● Document passage
______________________________
The Palestinian knifing spree in Jerusalem Monday, Oct. 12, the day after an Israeli Arab from Umm al-Fham mowed down, then knifed, four Israelis in central Israel, puts the Palestinians on the same bloody course as Israeli Arabs, who launched an anti-Israel general strike Tuesday.
The day began at the Lions Gate, Border Guards police stopped a Palestinian who acted suspiciously. He pulled out a knife and stabbed one of the police men. The blade glanced off his body armor and the terrorist was shot dead.
At noon, a female terrorist inflicted moderate injuries on another two Border Guards officers opposite National Police Headquarters in northern Jerusalem. She was stopped by gun shots and seriously hurt.
A short time later, further north at Pisgat Zeev, two terrorists worked a street in tandem. They knocked a 13-year old Israeli boy off his bike and stabbed him. He is fighting for his life at Hadassah hospital on Mt. Scopus. The terrorist’s partner attacked a second Israeli, inflicting major knife wounds. Police at the scene stopped the rampage by shooting. One was killed.
The Umm al-Fahm assailant, Ali Riyadh Ahmed Ziwad, 20, who had to be restrained by police and passersby, Sunday night, assumed an air of surprised innocence after his arrest. “It was just a traffic accident,” he said, after running over, then critically injuring a 19-year old Israeli girl with a knife and stabbing three others.
______________________________
● Given records
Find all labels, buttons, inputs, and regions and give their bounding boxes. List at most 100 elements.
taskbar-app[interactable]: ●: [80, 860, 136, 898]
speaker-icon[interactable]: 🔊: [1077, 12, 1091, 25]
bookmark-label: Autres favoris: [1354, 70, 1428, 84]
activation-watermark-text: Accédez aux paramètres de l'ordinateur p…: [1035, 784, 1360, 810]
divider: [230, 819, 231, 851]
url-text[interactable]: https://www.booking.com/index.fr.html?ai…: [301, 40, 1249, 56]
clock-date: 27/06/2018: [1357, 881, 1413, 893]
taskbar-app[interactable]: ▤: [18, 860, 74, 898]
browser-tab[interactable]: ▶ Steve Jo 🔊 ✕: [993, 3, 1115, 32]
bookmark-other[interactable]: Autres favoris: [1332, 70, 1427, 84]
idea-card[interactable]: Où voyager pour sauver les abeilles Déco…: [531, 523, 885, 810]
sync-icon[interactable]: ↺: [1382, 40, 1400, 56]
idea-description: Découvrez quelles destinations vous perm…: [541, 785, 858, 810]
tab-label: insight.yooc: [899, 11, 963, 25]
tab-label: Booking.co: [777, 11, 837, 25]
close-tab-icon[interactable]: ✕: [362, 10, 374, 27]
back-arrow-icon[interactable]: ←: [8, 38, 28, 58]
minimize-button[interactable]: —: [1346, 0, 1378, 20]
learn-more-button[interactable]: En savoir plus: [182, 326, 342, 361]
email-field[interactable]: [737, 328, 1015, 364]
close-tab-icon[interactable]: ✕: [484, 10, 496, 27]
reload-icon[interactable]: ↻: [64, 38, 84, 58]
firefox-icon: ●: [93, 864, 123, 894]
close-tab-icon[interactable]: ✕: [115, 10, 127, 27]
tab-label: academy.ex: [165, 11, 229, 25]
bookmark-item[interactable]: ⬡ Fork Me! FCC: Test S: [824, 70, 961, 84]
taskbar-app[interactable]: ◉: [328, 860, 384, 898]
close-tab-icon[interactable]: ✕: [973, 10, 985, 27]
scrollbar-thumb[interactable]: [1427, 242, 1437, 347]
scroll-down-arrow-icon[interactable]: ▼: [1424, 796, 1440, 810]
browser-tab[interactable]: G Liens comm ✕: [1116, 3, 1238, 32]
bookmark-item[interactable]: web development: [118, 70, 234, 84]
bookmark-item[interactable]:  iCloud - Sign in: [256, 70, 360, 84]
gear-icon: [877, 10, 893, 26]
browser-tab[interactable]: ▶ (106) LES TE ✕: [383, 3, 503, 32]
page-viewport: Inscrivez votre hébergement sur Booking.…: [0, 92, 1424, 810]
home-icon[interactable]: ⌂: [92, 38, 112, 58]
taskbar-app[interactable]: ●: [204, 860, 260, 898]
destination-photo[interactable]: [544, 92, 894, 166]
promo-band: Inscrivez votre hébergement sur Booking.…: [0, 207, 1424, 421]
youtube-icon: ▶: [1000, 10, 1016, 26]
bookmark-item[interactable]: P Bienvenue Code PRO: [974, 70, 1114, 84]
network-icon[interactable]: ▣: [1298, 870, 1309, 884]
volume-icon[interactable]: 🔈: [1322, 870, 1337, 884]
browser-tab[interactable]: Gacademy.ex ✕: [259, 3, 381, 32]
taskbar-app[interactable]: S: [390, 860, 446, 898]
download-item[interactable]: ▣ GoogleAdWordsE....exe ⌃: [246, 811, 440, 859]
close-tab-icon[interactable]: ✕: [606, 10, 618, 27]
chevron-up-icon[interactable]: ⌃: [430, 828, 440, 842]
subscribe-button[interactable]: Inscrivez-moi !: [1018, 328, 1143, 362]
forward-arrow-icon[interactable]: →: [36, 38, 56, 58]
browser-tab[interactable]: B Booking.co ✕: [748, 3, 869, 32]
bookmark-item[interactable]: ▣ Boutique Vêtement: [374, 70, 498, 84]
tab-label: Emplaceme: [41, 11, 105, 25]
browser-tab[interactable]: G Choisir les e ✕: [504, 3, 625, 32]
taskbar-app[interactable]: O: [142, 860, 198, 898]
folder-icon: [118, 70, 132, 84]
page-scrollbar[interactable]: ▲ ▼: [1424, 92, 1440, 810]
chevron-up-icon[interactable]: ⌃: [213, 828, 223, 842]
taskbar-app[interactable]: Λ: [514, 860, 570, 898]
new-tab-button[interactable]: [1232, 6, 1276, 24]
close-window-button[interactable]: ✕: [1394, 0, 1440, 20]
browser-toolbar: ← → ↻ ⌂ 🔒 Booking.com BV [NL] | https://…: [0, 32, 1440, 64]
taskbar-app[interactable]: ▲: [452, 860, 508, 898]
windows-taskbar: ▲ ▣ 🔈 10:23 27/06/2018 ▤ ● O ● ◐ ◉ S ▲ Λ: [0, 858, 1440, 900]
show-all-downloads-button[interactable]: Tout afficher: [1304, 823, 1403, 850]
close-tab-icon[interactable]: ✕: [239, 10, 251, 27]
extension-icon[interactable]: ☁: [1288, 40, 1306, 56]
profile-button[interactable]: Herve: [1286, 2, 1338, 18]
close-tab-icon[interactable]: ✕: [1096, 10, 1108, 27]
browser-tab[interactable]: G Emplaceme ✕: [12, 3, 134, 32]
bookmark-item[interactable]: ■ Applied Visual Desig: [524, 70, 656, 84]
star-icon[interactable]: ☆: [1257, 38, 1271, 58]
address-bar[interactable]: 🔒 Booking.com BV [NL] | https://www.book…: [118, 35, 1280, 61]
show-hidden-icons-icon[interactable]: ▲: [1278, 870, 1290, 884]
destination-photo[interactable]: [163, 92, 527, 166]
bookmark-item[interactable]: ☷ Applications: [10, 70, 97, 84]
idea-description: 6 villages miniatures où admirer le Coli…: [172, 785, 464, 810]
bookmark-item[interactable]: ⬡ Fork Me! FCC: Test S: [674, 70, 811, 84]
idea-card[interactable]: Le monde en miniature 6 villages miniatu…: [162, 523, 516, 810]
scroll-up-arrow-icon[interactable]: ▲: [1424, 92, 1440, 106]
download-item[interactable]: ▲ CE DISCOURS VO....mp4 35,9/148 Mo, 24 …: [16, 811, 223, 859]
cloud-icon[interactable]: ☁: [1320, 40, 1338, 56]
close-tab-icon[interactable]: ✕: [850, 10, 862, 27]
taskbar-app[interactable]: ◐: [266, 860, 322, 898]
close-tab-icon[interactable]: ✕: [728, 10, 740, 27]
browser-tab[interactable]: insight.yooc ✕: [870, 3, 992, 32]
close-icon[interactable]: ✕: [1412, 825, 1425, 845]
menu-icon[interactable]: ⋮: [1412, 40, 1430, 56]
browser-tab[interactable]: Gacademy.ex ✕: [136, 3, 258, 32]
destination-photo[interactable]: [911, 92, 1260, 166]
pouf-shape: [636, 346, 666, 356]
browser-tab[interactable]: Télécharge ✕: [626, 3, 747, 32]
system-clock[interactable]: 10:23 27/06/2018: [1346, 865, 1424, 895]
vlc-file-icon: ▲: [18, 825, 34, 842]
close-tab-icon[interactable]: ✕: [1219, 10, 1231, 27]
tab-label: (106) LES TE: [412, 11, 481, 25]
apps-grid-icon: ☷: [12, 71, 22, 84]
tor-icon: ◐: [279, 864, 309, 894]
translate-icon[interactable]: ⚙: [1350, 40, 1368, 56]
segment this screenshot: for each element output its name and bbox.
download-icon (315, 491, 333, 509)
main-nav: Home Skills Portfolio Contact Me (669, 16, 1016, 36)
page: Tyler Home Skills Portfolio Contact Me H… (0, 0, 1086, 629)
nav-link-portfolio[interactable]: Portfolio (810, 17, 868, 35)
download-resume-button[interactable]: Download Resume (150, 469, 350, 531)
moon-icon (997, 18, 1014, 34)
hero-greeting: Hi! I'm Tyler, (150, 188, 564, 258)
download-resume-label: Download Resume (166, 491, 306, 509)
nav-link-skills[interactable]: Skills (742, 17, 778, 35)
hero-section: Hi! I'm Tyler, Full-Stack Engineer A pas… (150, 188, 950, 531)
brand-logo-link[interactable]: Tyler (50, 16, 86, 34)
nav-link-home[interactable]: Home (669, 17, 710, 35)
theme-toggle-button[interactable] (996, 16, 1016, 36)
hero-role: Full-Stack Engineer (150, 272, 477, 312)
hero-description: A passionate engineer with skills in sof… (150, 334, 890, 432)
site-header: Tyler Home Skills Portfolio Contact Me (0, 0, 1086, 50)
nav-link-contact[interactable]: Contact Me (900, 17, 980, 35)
______________________________
● Assignment A
According to the report on the Jerusalem knife attacks, in which hospital is the 13-year-old boy fighting for his life?
● Assignment B
Pick up the report on the Jerusalem knife attacks right after its last sentence and keep it going.
The records have nothing to do with the report on the Jerusalem knife attacks.

● Exercise response A
Hadassah hospital on Mt. Scopus.

● Exercise response B
He went into an act that is typical of the Palestinian tactic of assuming the role of victim after committing terrorist outrages.
Leaders of the Israeli Arab community (roughly one-tenth of Israel’s population) including its elected members of parliament embark on a general strike Tuesday, Oct. 13, followed Wednesday by a grandstand performance by Arab MKs at Al Aqsa, accompanied by a flock of Israeli and international camera crews.
They will have plenty of microphones to proclaim how badly they are treated and, above all, to continue to spread totally unproven falsehoods about Israeli desecrations of the Muslim Mosque of Al Aqsa, which has provided the Palestinians with their most evocative and unifying emblem for most of the past century.
Seventy-nine years ago, on April 19, 1936 - when Facebook, television and an Israel state were far in the future - the Arab High Command of Palestine declared a general strike which swiftly escalated into terrorist attacks against Jews and the British and evolved into the Great Arab Revolt.
Then, too, the rallying cry was “the Mosque is in danger!” for triggering the order to “burn a thousand buildings in Tel Aviv.” By the time it was over in 1939, 600 Jews, 200 British officials and 5,000 Arabs were dead. Many of the last group died in internecine tribal feuds.
The same rallying cry has ever since fired Palestinian campaigns of terror. The “Al Aqsa Intidafa” called by Yasser Arafat on Oct. 1, 2000, which saw the first intensive use of suicide attacks for terror, cost the lives of 1,178 Israelis and 50 foreigners, injured 8,022 civilians.
The Palestinians lost 3,333 dead and 30,000 injured – many self-inflicted.
No one can tell how the latest Israeli Arab strike will develop. Their leaders are doing their utmost to inflame passions and have already incited the first Israeli Arab stabbing attack in tune with Palestinian terrorists.
Israeli Arab leaders looks as though they have the bit between their teeth and are trying to use the weakness of the Palestinian Authority Chairman Mahmoud Abbas to set the pace of events for the Palestinians as well.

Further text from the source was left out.